**Records to use**.
──────────

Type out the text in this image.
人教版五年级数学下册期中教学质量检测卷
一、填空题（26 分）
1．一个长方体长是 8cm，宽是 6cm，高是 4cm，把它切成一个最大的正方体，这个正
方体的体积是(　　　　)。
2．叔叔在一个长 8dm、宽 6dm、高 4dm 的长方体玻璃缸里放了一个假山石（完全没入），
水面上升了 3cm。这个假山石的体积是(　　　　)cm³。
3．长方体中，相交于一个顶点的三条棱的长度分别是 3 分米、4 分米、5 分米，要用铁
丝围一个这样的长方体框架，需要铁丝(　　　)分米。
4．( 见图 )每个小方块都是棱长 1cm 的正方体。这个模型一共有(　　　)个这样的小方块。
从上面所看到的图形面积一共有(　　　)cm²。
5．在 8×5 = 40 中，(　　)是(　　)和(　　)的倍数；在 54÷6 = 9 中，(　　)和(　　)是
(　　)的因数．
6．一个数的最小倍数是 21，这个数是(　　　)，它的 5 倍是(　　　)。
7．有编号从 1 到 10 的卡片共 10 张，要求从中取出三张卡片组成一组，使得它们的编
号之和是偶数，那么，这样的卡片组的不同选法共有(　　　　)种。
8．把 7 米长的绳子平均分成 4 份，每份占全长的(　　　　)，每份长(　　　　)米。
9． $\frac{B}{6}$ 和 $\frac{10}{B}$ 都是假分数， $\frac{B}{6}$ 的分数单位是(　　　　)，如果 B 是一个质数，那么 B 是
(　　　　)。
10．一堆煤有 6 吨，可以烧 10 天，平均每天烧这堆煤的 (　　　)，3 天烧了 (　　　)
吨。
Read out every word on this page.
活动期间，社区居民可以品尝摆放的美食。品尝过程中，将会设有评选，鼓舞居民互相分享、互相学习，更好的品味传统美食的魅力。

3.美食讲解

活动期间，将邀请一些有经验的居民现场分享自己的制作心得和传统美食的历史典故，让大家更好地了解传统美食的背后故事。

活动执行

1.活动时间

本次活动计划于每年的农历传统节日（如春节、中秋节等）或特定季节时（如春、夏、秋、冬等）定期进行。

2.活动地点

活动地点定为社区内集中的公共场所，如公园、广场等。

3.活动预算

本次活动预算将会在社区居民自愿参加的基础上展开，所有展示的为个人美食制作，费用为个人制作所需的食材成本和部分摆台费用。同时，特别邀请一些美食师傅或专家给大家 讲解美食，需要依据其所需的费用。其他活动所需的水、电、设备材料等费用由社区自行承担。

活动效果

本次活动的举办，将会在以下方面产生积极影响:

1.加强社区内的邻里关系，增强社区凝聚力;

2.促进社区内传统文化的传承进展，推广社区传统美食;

──────────

**What you will do**.
Write out every line of the preceding listing that contains "this".

**Written solution**.
Type out the text in this image.
Read out every word on this page.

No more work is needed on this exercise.